# Given task 1
Which actors of the music industry does the passage on online music distribution name in its description of the paper's third part?
# Given task 2
In the passage on online music distribution, switch "digital era" to "internet age" and write out the text from "It is being" up to and including "of the consumers.".
# Given task 3
Carry the passage on online music distribution forward from the point where it stops.

In order to sustain the benefits of Internet and other advanced technologies, and promote the growth of online market it is necessary protect the interest of the copyright holders as well as internet consumers. It is important to confer certain rights and freedoms to the consumers so that they will have adequate confidence to take full advantage of the various benefits of online technology and participate fully in the online marketplace. Conferring the consumers with specific rights and freedoms would give them the authority to demand access to new technologies for better enjoyment of Internet without fear of litigations from the copyright holders. Such new legal regime would ensure better growth of online distribution of music.

It is being argued that music being part of the great Indian cultural heritage needs protection as well as promotion in the digital era. Music industry is primarily a consumer driven industry which will grow so long as the consumer is granted certain rights and is able to protect those rights through legal actions. In this new market place it is essential that the economic interests of the copyright holders are protected without compromising with the needs of the consumers.

The paper has been divided into five primary parts, in exclusion of the introduction and conclusion. The first part discusses the importance of music in human life and traces its transition from being an element of ancient Indian religious rituals to being an essential component social and cultural life in modern times. The second part traces the impact of technology on music. It discusses the propertization and commodification of music from a community art form due to the impact of recording technologies and the growth of music industry. It further discusses the impact of internet and other digital technologies on music and the development of music in the clouds. The third part of the paper discusses the various advantages and the disadvantages of online distribution of music and analyzes their impact on the different actors of the music industry including the musicians, recording companies and the consumers. The fourth part of the paper discusses the transformation of passive consumers to active users of the digital medium and frames the foundational arguments for recognizing the rights of the users in the digital environment. The fifth part of the paper analyzes the Indian Copyright Act 1957 and the Copyright Amendment Bill, 2010 and attempts to charter out a set of internet related user’s rights.

# Entries supplied

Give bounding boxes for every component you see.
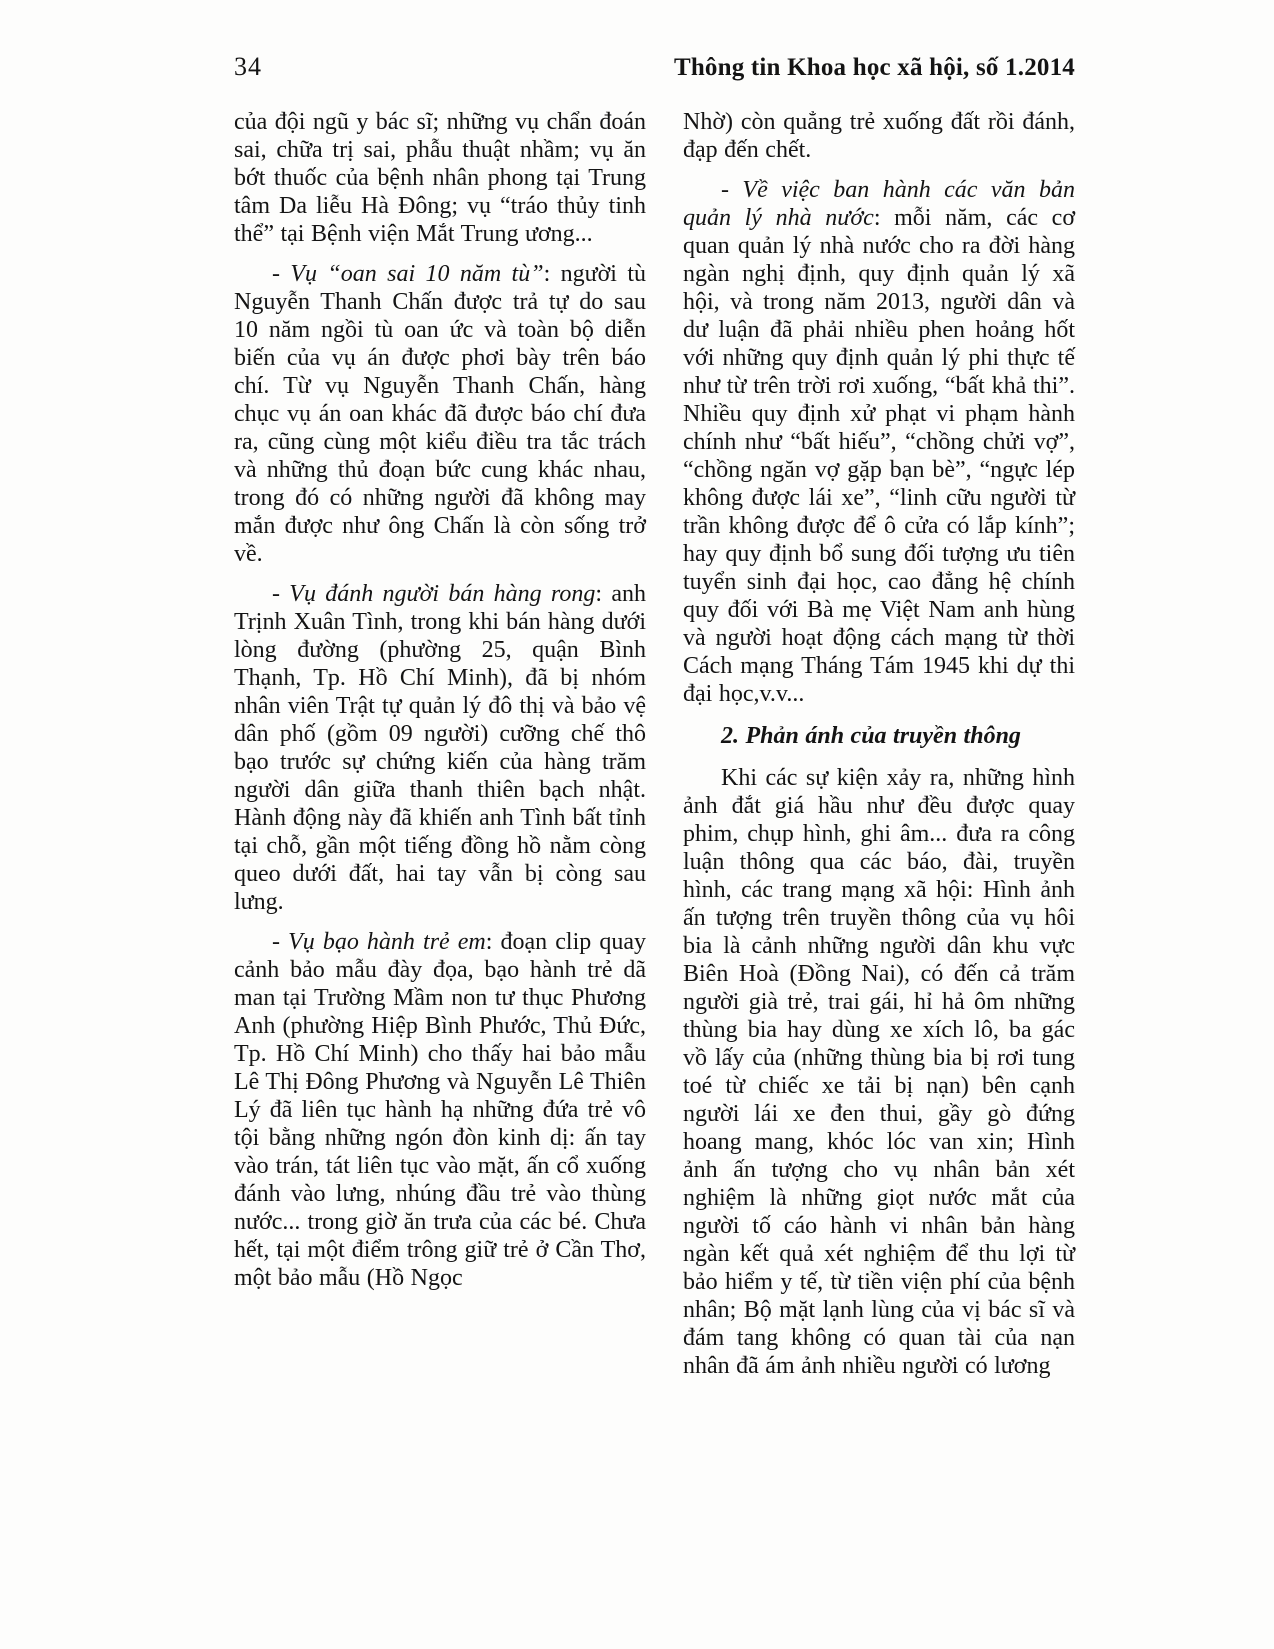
italic-lead-in: - Vụ bạo hành trẻ em	[272, 929, 486, 955]
text-run: Khi các sự kiện xảy ra, những hình ảnh đ…	[683, 765, 1075, 1379]
paragraph-truyen-thong-hinh-anh: Khi các sự kiện xảy ra, những hình ảnh đ…	[683, 752, 1075, 1380]
text-run: : người tù Nguyễn Thanh Chấn được trả tự…	[234, 261, 646, 567]
paragraph-van-ban-quan-ly-nha-nuoc: - Về việc ban hành các văn bản quản lý n…	[683, 164, 1075, 708]
journal-title: Thông tin Khoa học xã hội, số 1.2014	[674, 54, 1075, 82]
text-run: : mỗi năm, các cơ quan quản lý nhà nước …	[683, 205, 1075, 707]
page-number: 34	[234, 52, 262, 82]
text-columns: của đội ngũ y bác sĩ; những vụ chẩn đoán…	[234, 108, 1075, 1380]
italic-lead-in: - Vụ “oan sai 10 năm tù”	[272, 261, 544, 287]
paragraph-danh-nguoi-ban-hang-rong: - Vụ đánh người bán hàng rong: anh Trịnh…	[234, 568, 646, 916]
paragraph-doctors-cases: của đội ngũ y bác sĩ; những vụ chẩn đoán…	[234, 108, 646, 248]
journal-page: 34 Thông tin Khoa học xã hội, số 1.2014 …	[0, 0, 1274, 1649]
paragraph-bao-hanh-tre-em-continued: Nhờ) còn quẳng trẻ xuống đất rồi đánh, đ…	[683, 108, 1075, 164]
text-run: 2. Phản ánh của truyền thông	[721, 723, 1021, 749]
text-run: Nhờ) còn quẳng trẻ xuống đất rồi đánh, đ…	[683, 109, 1075, 163]
text-run: : anh Trịnh Xuân Tình, trong khi bán hàn…	[234, 581, 646, 915]
text-run: của đội ngũ y bác sĩ; những vụ chẩn đoán…	[234, 109, 646, 247]
column-right: Nhờ) còn quẳng trẻ xuống đất rồi đánh, đ…	[683, 108, 1075, 1380]
section-heading-phan-anh-cua-truyen-thong: 2. Phản ánh của truyền thông	[683, 708, 1075, 752]
text-run: : đoạn clip quay cảnh bảo mẫu đày đọa, b…	[234, 929, 646, 1291]
column-left: của đội ngũ y bác sĩ; những vụ chẩn đoán…	[234, 108, 646, 1380]
paragraph-oan-sai-10-nam-tu: - Vụ “oan sai 10 năm tù”: người tù Nguyễ…	[234, 248, 646, 568]
page-header: 34 Thông tin Khoa học xã hội, số 1.2014	[234, 52, 1075, 82]
italic-lead-in: - Vụ đánh người bán hàng rong	[272, 581, 595, 607]
paragraph-bao-hanh-tre-em: - Vụ bạo hành trẻ em: đoạn clip quay cản…	[234, 916, 646, 1292]
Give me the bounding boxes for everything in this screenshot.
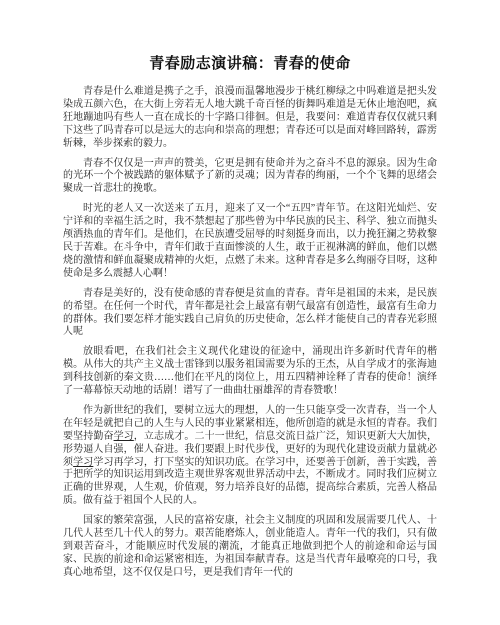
keyword-link[interactable]: 学习 (114, 431, 134, 442)
document-body: 青春是什么难道是携子之手，浪漫而温馨地漫步于桃红柳绿之中吗难道是把头发染成五颜六… (63, 86, 437, 580)
paragraph-text: 青春是美好的，没有使命感的青春便是贫血的青春。青年是祖国的未来，是民族的希望。在… (63, 288, 437, 338)
paragraph: 放眼看吧，在我们社会主义现代化建设的征途中，涌现出许多新时代青年的楷模。从伟大的… (63, 346, 437, 398)
keyword-link[interactable]: 学习 (73, 457, 93, 468)
paragraph-text: 放眼看吧，在我们社会主义现代化建设的征途中，涌现出许多新时代青年的楷模。从伟大的… (63, 346, 437, 396)
paragraph-text: 青春是什么难道是携子之手，浪漫而温馨地漫步于桃红柳绿之中吗难道是把头发染成五颜六… (63, 86, 437, 149)
paragraph: 作为新世纪的我们，要树立远大的理想，人的一生只能享受一次青春，当一个人在年轻是就… (63, 405, 437, 508)
document-page: 青春励志演讲稿：青春的使命 青春是什么难道是携子之手，浪漫而温馨地漫步于桃红柳绿… (0, 0, 500, 625)
paragraph-text: 国家的繁荣富强，人民的富裕安康，社会主义制度的巩固和发展需要几代人、十几代人甚至… (63, 515, 437, 578)
page-title: 青春励志演讲稿：青春的使命 (0, 52, 500, 73)
paragraph: 国家的繁荣富强，人民的富裕安康，社会主义制度的巩固和发展需要几代人、十几代人甚至… (63, 515, 437, 580)
paragraph-text: 青春不仅仅是一声声的赞美，它更是拥有使命并为之奋斗不息的源泉。因为生命的光环一个… (63, 158, 437, 195)
paragraph-text: 时光的老人又一次送来了五月，迎来了又一个“五四”青年节。在这阳光灿烂、安宁详和的… (63, 203, 437, 279)
paragraph: 时光的老人又一次送来了五月，迎来了又一个“五四”青年节。在这阳光灿烂、安宁详和的… (63, 203, 437, 280)
paragraph-text: 学习再学习，打下坚实的知识功底。在学习中，还要善于创新，善于实践，善于把所学的知… (63, 457, 437, 507)
paragraph: 青春是什么难道是携子之手，浪漫而温馨地漫步于桃红柳绿之中吗难道是把头发染成五颜六… (63, 86, 437, 151)
paragraph: 青春不仅仅是一声声的赞美，它更是拥有使命并为之奋斗不息的源泉。因为生命的光环一个… (63, 158, 437, 197)
paragraph: 青春是美好的，没有使命感的青春便是贫血的青春。青年是祖国的未来，是民族的希望。在… (63, 288, 437, 340)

# Reply 1
Musicians, recording companies and consumers.

# Reply 2
It is being argued that music being part of the great Indian cultural heritage needs protection as well as promotion in the internet age. Music industry is primarily a consumer driven industry which will grow so long as the consumer is granted certain rights and is able to protect those rights through legal actions. In this new market place it is essential that the economic interests of the copyright holders are protected without compromising with the needs of the consumers.

# Reply 3
Music is an integral part of social and cultural life of mankind. In the course of history every human settlement had developed its own unique and individualistic music. It is a reflection of a society’s way of life and culture. Eminent ethnomusicologist Jeff T. Titon observed that “Music symbolizes a people’s way; it represents a distillation of cultural style.”.

The origin of music in India can be traced to the ancient Indian religious and cultural tradition. On one hand music was considered as a form of art for the purpose of human entertainment and on the other hand it was considered as a tool for spiritual development of man. In ancient India chanting of religious hymns in a melodic manner was considered essential to attain spiritual well being. It was believed that the ultimate goal of music was to help the individual achieve liberation or moksha from the endless cycles of life and death. The Upanishad states ‘Manayeva Manushyanaam Bandha Moksha Yoh Kaarnam’ that is ‘it is only music and nothing else can save the mind from bondage’. The history of Indian music is almost 4000 years old. Musicologists tracing the origin of Indian music generally locate them in the Vedas and other religious scriptures of ancient India. The earliest Indian treatise on musical works was written by Bharata in between 200 B.C. and 200 AD and was known as Natya shastra or the ‘Science of Theatre’. This treatise is deemed to be the primary source for the evolution of classical Indian music. The other important ancient texts on music are Naradiyasiksha or ‘the Phonetic Manuel of Narada’ written by Narada in the first century B.C. and Brihaddeshi or the Great Treatise on Desi’ written by Munni Bharata Matanga in the ninth century B.C. But the most important treatise on classical music - Sangeet Ratnakar or ‘the Jewel Mine of Music’ was written by Sarangadeva in the year 1240. This encyclopedic work dealt with a broad range of subjects including musical theories, singing techniques and different forms of talas.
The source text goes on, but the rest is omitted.